The problem:
Gather from the listing below each line that includes the word "subtitle", and copy it.
━━━━━━━━━━━━━━━━━━━━━━━━━━━━━━
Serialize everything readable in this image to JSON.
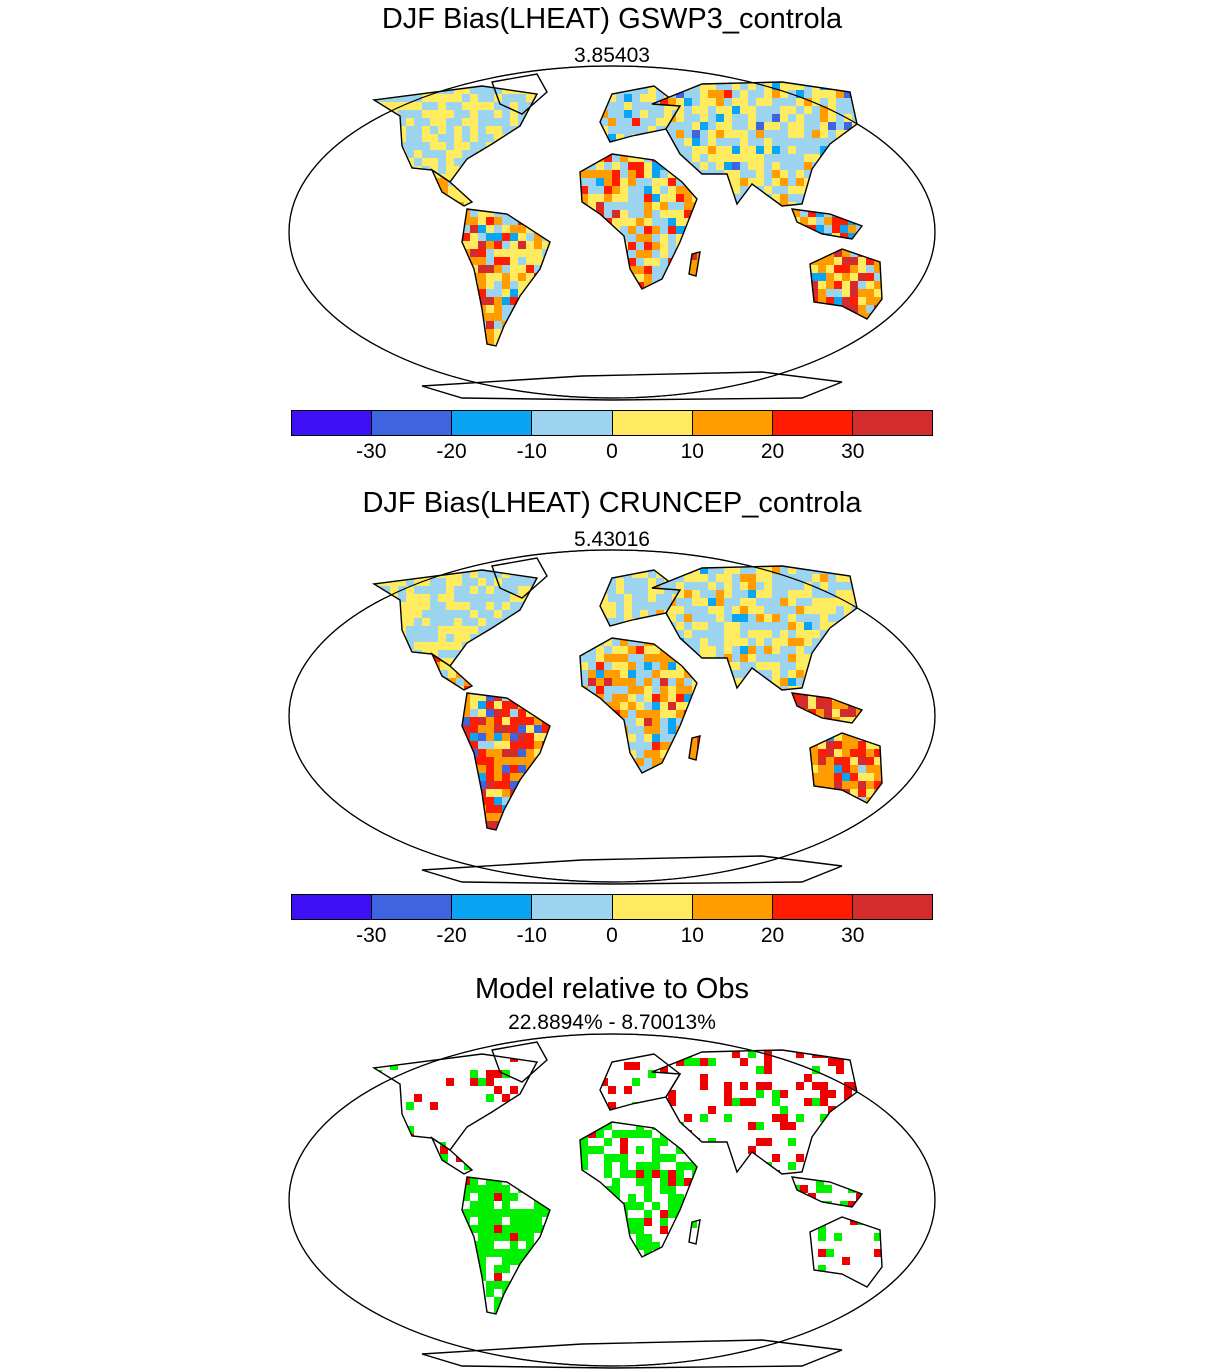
{
  "panels": [
    {
      "title": "DJF Bias(LHEAT) GSWP3_controla",
      "subtitle": "3.85403"
    },
    {
      "title": "DJF Bias(LHEAT) CRUNCEP_controla",
      "subtitle": "5.43016"
    },
    {
      "title": "Model relative to Obs",
      "subtitle": "22.8894% - 8.70013%"
    }
  ],
  "colorbar": {
    "colors": [
      "#3d10f5",
      "#3e64e0",
      "#0aa4f5",
      "#9cd3ee",
      "#ffeb60",
      "#ff9d00",
      "#ff1c00",
      "#d42c2c"
    ],
    "tick_labels": [
      "-30",
      "-20",
      "-10",
      "0",
      "10",
      "20",
      "30"
    ]
  },
  "relative_colors": {
    "better": "#00f000",
    "worse": "#ee0000"
  }
}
━━━━━━━━━━━━━━━━━━━━━━━━━━━━━━
The reply:
      "subtitle": "3.85403"
      "subtitle": "5.43016"
      "subtitle": "22.8894% - 8.70013%"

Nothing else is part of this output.